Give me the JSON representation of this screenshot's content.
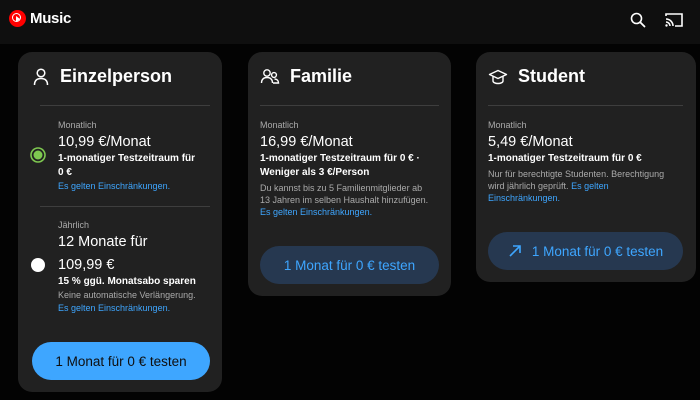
{
  "app": {
    "title": "Music"
  },
  "header_icons": [
    "search-icon",
    "cast-icon"
  ],
  "plans": {
    "individual": {
      "title": "Einzelperson",
      "icon": "person-icon",
      "monthly": {
        "label": "Monatlich",
        "price": "10,99 €/Monat",
        "trial_line1": "1-monatiger Testzeitraum für",
        "trial_line2": "0 €",
        "link": "Es gelten Einschränkungen.",
        "selected": true
      },
      "yearly": {
        "label": "Jährlich",
        "price_line1": "12 Monate für",
        "price_line2": "109,99 €",
        "savings": "15 % ggü. Monatsabo sparen",
        "note": "Keine automatische Verlängerung.",
        "link": "Es gelten Einschränkungen.",
        "selected": false
      },
      "button": "1 Monat für 0 € testen"
    },
    "family": {
      "title": "Familie",
      "icon": "family-icon",
      "label": "Monatlich",
      "price": "16,99 €/Monat",
      "trial_line1": "1-monatiger Testzeitraum für 0 € ·",
      "trial_line2": "Weniger als 3 €/Person",
      "desc_line1": "Du kannst bis zu 5 Familienmitglieder ab",
      "desc_line2": "13 Jahren im selben Haushalt hinzufügen.",
      "link": "Es gelten Einschränkungen.",
      "button": "1 Monat für 0 € testen"
    },
    "student": {
      "title": "Student",
      "icon": "graduation-cap-icon",
      "label": "Monatlich",
      "price": "5,49 €/Monat",
      "trial_line1": "1-monatiger Testzeitraum für 0 €",
      "desc_line1": "Nur für berechtigte Studenten. Berechtigung",
      "desc_line2_prefix": "wird jährlich geprüft.",
      "link_inline": "Es gelten",
      "link_line2": "Einschränkungen.",
      "button": "1 Monat für 0 € testen"
    }
  },
  "colors": {
    "accent": "#3ea6ff",
    "brand_red": "#ff0000",
    "radio_selected": "#7ec850",
    "card_bg": "#212121",
    "page_bg": "#030303"
  }
}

» What is required
Scan the lines for the string "label". Copy out each line that matches.

» Exercise response
        "label": "Monatlich",
        "label": "Jährlich",
      "label": "Monatlich",
      "label": "Monatlich",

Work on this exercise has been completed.